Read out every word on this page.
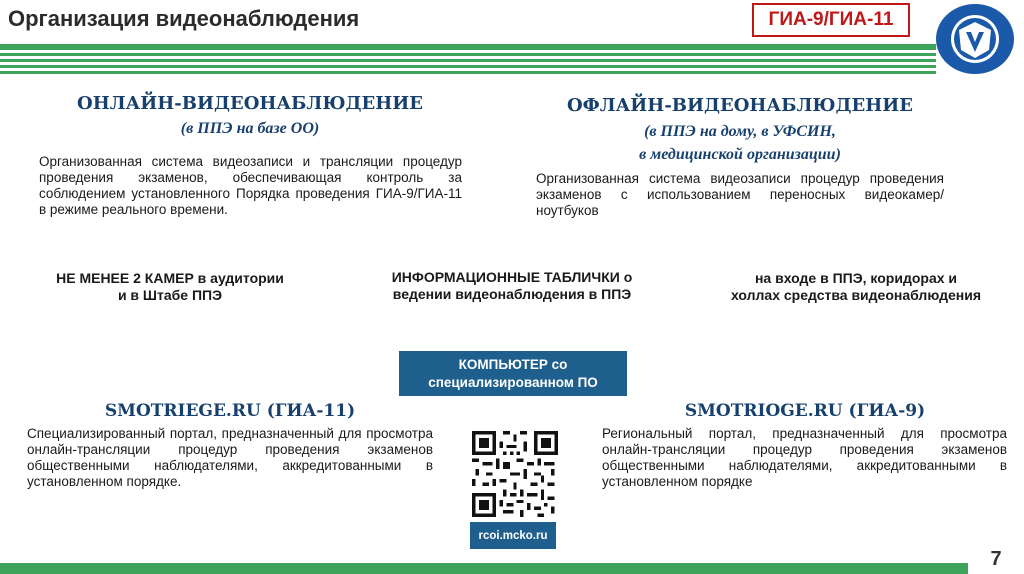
Организация видеонаблюдения	ГИА-9/ГИА-11
ОНЛАЙН-ВИДЕОНАБЛЮДЕНИЕ
(в ППЭ на базе ОО)
Организованная система видеозаписи и трансляции процедур проведения экзаменов, обеспечивающая контроль за соблюдением установленного Порядка проведения ГИА-9/ГИА-11 в режиме реального времени.
ОФЛАЙН-ВИДЕОНАБЛЮДЕНИЕ
(в ППЭ на дому, в УФСИН,
в медицинской организации)
Организованная система видеозаписи процедур проведения экзаменов с использованием переносных видеокамер/ноутбуков
НЕ МЕНЕЕ 2 КАМЕР в аудитории и в Штабе ППЭ
ИНФОРМАЦИОННЫЕ ТАБЛИЧКИ о ведении видеонаблюдения в ППЭ
на входе в ППЭ, коридорах и холлах средства видеонаблюдения
КОМПЬЮТЕР со
специализированном ПО
SMOTRIEGE.RU (ГИА-11)
Специализированный портал, предназначенный для просмотра онлайн-трансляции процедур проведения экзаменов общественными наблюдателями, аккредитованными в установленном порядке.
SMOTRIOGE.RU (ГИА-9)
Региональный портал, предназначенный для просмотра онлайн-трансляции процедур проведения экзаменов общественными наблюдателями, аккредитованными в установленном порядке
rcoi.mcko.ru
7
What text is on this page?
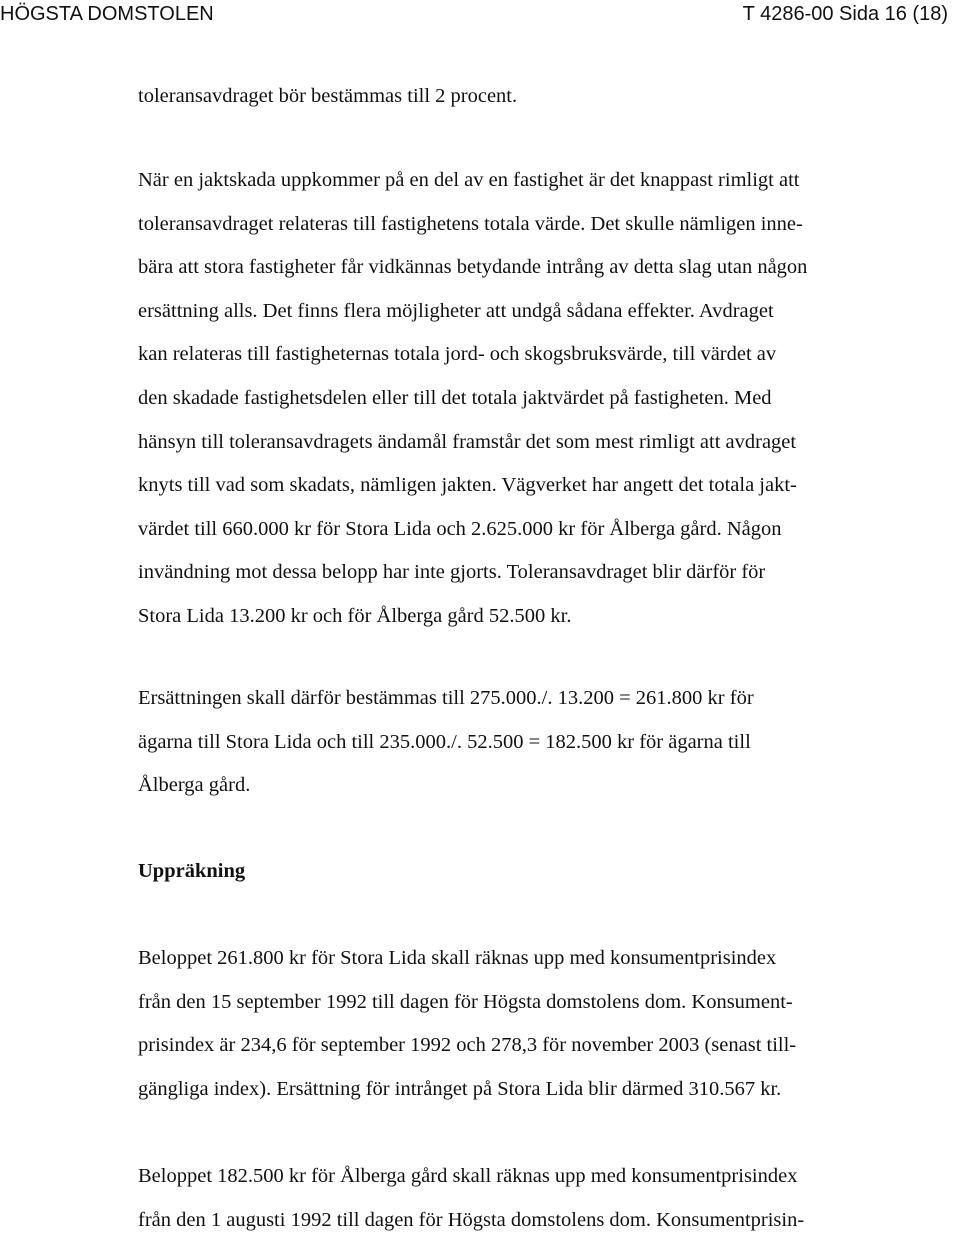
HÖGSTA DOMSTOLEN	T 4286-00 Sida 16 (18)
toleransavdraget bör bestämmas till 2 procent.
När en jaktskada uppkommer på en del av en fastighet är det knappast rimligt att
toleransavdraget relateras till fastighetens totala värde. Det skulle nämligen inne-
bära att stora fastigheter får vidkännas betydande intrång av detta slag utan någon
ersättning alls. Det finns flera möjligheter att undgå sådana effekter. Avdraget
kan relateras till fastigheternas totala jord- och skogsbruksvärde, till värdet av
den skadade fastighetsdelen eller till det totala jaktvärdet på fastigheten. Med
hänsyn till toleransavdragets ändamål framstår det som mest rimligt att avdraget
knyts till vad som skadats, nämligen jakten. Vägverket har angett det totala jakt-
värdet till 660.000 kr för Stora Lida och 2.625.000 kr för Ålberga gård. Någon
invändning mot dessa belopp har inte gjorts. Toleransavdraget blir därför för
Stora Lida 13.200 kr och för Ålberga gård 52.500 kr.
Ersättningen skall därför bestämmas till 275.000./. 13.200 = 261.800 kr för
ägarna till Stora Lida och till 235.000./. 52.500 = 182.500 kr för ägarna till
Ålberga gård.
Uppräkning
Beloppet 261.800 kr för Stora Lida skall räknas upp med konsumentprisindex
från den 15 september 1992 till dagen för Högsta domstolens dom. Konsument-
prisindex är 234,6 för september 1992 och 278,3 för november 2003 (senast till-
gängliga index). Ersättning för intrånget på Stora Lida blir därmed 310.567 kr.
Beloppet 182.500 kr för Ålberga gård skall räknas upp med konsumentprisindex
från den 1 augusti 1992 till dagen för Högsta domstolens dom. Konsumentprisin-
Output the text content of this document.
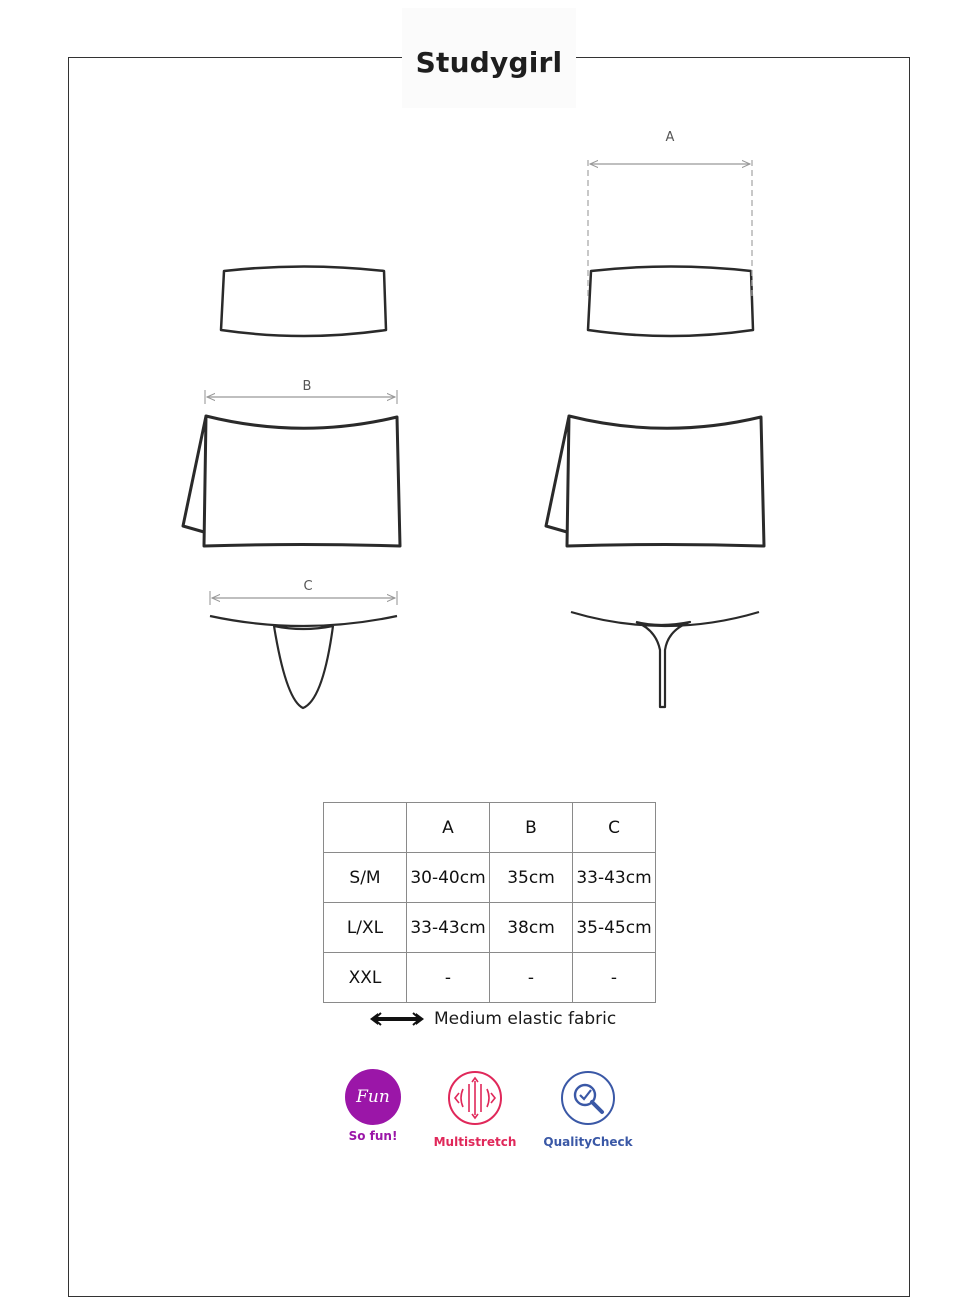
Studygirl
A
B
C
	A	B	C
S/M	30-40cm	35cm	33-43cm
L/XL	33-43cm	38cm	35-45cm
XXL	-	-	-
Medium elastic fabric
Fun
So fun!	Multistretch	QualityCheck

Goal of the exercise: Above are the records. Copy exactly, and only, the lines from the line containing "Output the text content of this document." through the last one, omitting any pictures.

Task result:
Output the text content of this document.
Studygirl
A
B
C
	A	B	C
S/M	30-40cm	35cm	33-43cm
L/XL	33-43cm	38cm	35-45cm
XXL	-	-	-
Medium elastic fabric
Fun
So fun!	Multistretch	QualityCheck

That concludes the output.